# [TASK INPUT]
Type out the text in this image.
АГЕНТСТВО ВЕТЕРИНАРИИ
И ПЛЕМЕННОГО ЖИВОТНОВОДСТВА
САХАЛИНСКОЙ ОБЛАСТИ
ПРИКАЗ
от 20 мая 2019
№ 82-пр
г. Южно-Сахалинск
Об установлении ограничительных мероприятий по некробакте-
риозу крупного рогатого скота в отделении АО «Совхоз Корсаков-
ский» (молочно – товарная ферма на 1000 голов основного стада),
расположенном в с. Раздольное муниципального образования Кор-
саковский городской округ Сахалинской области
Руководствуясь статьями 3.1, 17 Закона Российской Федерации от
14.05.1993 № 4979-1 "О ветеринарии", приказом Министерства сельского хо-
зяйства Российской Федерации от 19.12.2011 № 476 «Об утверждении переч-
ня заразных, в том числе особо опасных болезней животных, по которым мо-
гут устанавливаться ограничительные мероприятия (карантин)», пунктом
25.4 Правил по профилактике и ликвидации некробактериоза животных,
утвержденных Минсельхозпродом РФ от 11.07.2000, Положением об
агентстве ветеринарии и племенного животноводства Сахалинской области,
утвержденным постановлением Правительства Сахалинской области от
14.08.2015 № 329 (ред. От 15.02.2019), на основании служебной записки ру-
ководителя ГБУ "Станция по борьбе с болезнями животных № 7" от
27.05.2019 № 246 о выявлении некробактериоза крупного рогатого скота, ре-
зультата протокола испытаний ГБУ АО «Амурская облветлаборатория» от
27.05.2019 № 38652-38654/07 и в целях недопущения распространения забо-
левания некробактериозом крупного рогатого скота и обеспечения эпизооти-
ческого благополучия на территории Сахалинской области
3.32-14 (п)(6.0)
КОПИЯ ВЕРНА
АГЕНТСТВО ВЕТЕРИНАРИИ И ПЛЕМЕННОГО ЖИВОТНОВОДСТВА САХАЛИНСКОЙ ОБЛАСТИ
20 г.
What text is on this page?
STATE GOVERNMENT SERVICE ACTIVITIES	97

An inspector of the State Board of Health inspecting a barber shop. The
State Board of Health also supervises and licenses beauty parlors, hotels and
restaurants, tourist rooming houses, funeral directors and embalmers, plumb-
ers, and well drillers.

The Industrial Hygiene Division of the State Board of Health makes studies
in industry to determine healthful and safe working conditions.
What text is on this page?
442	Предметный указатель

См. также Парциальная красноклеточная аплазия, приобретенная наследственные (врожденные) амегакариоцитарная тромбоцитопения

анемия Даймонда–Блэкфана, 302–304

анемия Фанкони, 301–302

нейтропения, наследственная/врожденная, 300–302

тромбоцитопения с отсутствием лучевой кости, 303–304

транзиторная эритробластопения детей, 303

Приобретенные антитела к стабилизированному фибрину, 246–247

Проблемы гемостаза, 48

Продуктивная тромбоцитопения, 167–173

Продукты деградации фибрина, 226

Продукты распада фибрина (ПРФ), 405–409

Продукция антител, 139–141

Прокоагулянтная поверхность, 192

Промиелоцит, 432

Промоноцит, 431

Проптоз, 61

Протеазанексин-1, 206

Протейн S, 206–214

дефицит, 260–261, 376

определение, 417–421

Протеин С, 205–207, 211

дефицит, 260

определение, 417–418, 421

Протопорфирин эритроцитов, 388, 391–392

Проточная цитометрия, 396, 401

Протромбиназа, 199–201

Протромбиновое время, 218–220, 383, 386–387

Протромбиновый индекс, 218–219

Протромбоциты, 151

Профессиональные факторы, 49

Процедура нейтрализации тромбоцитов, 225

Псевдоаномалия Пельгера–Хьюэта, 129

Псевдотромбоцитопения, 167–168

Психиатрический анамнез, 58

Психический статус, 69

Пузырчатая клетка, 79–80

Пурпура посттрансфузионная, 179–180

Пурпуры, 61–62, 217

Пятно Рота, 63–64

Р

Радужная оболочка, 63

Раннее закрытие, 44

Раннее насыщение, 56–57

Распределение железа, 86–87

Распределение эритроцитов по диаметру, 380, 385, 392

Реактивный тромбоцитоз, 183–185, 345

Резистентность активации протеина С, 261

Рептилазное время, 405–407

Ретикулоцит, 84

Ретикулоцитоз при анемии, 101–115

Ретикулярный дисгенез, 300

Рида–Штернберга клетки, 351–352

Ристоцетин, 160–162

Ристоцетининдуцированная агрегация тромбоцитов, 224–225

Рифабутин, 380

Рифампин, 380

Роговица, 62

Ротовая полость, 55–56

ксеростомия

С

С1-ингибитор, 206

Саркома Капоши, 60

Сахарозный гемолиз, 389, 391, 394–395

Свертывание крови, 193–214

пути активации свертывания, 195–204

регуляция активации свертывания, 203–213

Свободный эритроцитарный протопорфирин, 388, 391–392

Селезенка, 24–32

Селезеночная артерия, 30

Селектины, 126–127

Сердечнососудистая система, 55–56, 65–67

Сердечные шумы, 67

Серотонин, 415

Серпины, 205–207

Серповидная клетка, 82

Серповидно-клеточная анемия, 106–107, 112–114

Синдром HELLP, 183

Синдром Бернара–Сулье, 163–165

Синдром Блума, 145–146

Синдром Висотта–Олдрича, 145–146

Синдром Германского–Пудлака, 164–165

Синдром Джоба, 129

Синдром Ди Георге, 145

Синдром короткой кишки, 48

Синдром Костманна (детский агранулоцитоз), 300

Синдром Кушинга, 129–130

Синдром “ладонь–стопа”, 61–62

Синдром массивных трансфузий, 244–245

# [INSTRUCTIONS FOR THE TASK]
Print out every record again, exactly and in full.

# [WORKED SOLUTION]
Type out the text in this image.
АГЕНТСТВО ВЕТЕРИНАРИИ
И ПЛЕМЕННОГО ЖИВОТНОВОДСТВА
САХАЛИНСКОЙ ОБЛАСТИ
ПРИКАЗ
от 20 мая 2019
№ 82-пр
г. Южно-Сахалинск
Об установлении ограничительных мероприятий по некробакте-
риозу крупного рогатого скота в отделении АО «Совхоз Корсаков-
ский» (молочно – товарная ферма на 1000 голов основного стада),
расположенном в с. Раздольное муниципального образования Кор-
саковский городской округ Сахалинской области
Руководствуясь статьями 3.1, 17 Закона Российской Федерации от
14.05.1993 № 4979-1 "О ветеринарии", приказом Министерства сельского хо-
зяйства Российской Федерации от 19.12.2011 № 476 «Об утверждении переч-
ня заразных, в том числе особо опасных болезней животных, по которым мо-
гут устанавливаться ограничительные мероприятия (карантин)», пунктом
25.4 Правил по профилактике и ликвидации некробактериоза животных,
утвержденных Минсельхозпродом РФ от 11.07.2000, Положением об
агентстве ветеринарии и племенного животноводства Сахалинской области,
утвержденным постановлением Правительства Сахалинской области от
14.08.2015 № 329 (ред. От 15.02.2019), на основании служебной записки ру-
ководителя ГБУ "Станция по борьбе с болезнями животных № 7" от
27.05.2019 № 246 о выявлении некробактериоза крупного рогатого скота, ре-
зультата протокола испытаний ГБУ АО «Амурская облветлаборатория» от
27.05.2019 № 38652-38654/07 и в целях недопущения распространения забо-
левания некробактериозом крупного рогатого скота и обеспечения эпизооти-
ческого благополучия на территории Сахалинской области
3.32-14 (п)(6.0)
КОПИЯ ВЕРНА
АГЕНТСТВО ВЕТЕРИНАРИИ И ПЛЕМЕННОГО ЖИВОТНОВОДСТВА САХАЛИНСКОЙ ОБЛАСТИ
20 г.
What text is on this page?
STATE GOVERNMENT SERVICE ACTIVITIES	97

An inspector of the State Board of Health inspecting a barber shop. The
State Board of Health also supervises and licenses beauty parlors, hotels and
restaurants, tourist rooming houses, funeral directors and embalmers, plumb-
ers, and well drillers.

The Industrial Hygiene Division of the State Board of Health makes studies
in industry to determine healthful and safe working conditions.
What text is on this page?
442	Предметный указатель

См. также Парциальная красноклеточная аплазия, приобретенная наследственные (врожденные) амегакариоцитарная тромбоцитопения

анемия Даймонда–Блэкфана, 302–304

анемия Фанкони, 301–302

нейтропения, наследственная/врожденная, 300–302

тромбоцитопения с отсутствием лучевой кости, 303–304

транзиторная эритробластопения детей, 303

Приобретенные антитела к стабилизированному фибрину, 246–247

Проблемы гемостаза, 48

Продуктивная тромбоцитопения, 167–173

Продукты деградации фибрина, 226

Продукты распада фибрина (ПРФ), 405–409

Продукция антител, 139–141

Прокоагулянтная поверхность, 192

Промиелоцит, 432

Промоноцит, 431

Проптоз, 61

Протеазанексин-1, 206

Протейн S, 206–214

дефицит, 260–261, 376

определение, 417–421

Протеин С, 205–207, 211

дефицит, 260

определение, 417–418, 421

Протопорфирин эритроцитов, 388, 391–392

Проточная цитометрия, 396, 401

Протромбиназа, 199–201

Протромбиновое время, 218–220, 383, 386–387

Протромбиновый индекс, 218–219

Протромбоциты, 151

Профессиональные факторы, 49

Процедура нейтрализации тромбоцитов, 225

Псевдоаномалия Пельгера–Хьюэта, 129

Псевдотромбоцитопения, 167–168

Психиатрический анамнез, 58

Психический статус, 69

Пузырчатая клетка, 79–80

Пурпура посттрансфузионная, 179–180

Пурпуры, 61–62, 217

Пятно Рота, 63–64

Р

Радужная оболочка, 63

Раннее закрытие, 44

Раннее насыщение, 56–57

Распределение железа, 86–87

Распределение эритроцитов по диаметру, 380, 385, 392

Реактивный тромбоцитоз, 183–185, 345

Резистентность активации протеина С, 261

Рептилазное время, 405–407

Ретикулоцит, 84

Ретикулоцитоз при анемии, 101–115

Ретикулярный дисгенез, 300

Рида–Штернберга клетки, 351–352

Ристоцетин, 160–162

Ристоцетининдуцированная агрегация тромбоцитов, 224–225

Рифабутин, 380

Рифампин, 380

Роговица, 62

Ротовая полость, 55–56

ксеростомия

С

С1-ингибитор, 206

Саркома Капоши, 60

Сахарозный гемолиз, 389, 391, 394–395

Свертывание крови, 193–214

пути активации свертывания, 195–204

регуляция активации свертывания, 203–213

Свободный эритроцитарный протопорфирин, 388, 391–392

Селезенка, 24–32

Селезеночная артерия, 30

Селектины, 126–127

Сердечнососудистая система, 55–56, 65–67

Сердечные шумы, 67

Серотонин, 415

Серпины, 205–207

Серповидная клетка, 82

Серповидно-клеточная анемия, 106–107, 112–114

Синдром HELLP, 183

Синдром Бернара–Сулье, 163–165

Синдром Блума, 145–146

Синдром Висотта–Олдрича, 145–146

Синдром Германского–Пудлака, 164–165

Синдром Джоба, 129

Синдром Ди Георге, 145

Синдром короткой кишки, 48

Синдром Костманна (детский агранулоцитоз), 300

Синдром Кушинга, 129–130

Синдром “ладонь–стопа”, 61–62

Синдром массивных трансфузий, 244–245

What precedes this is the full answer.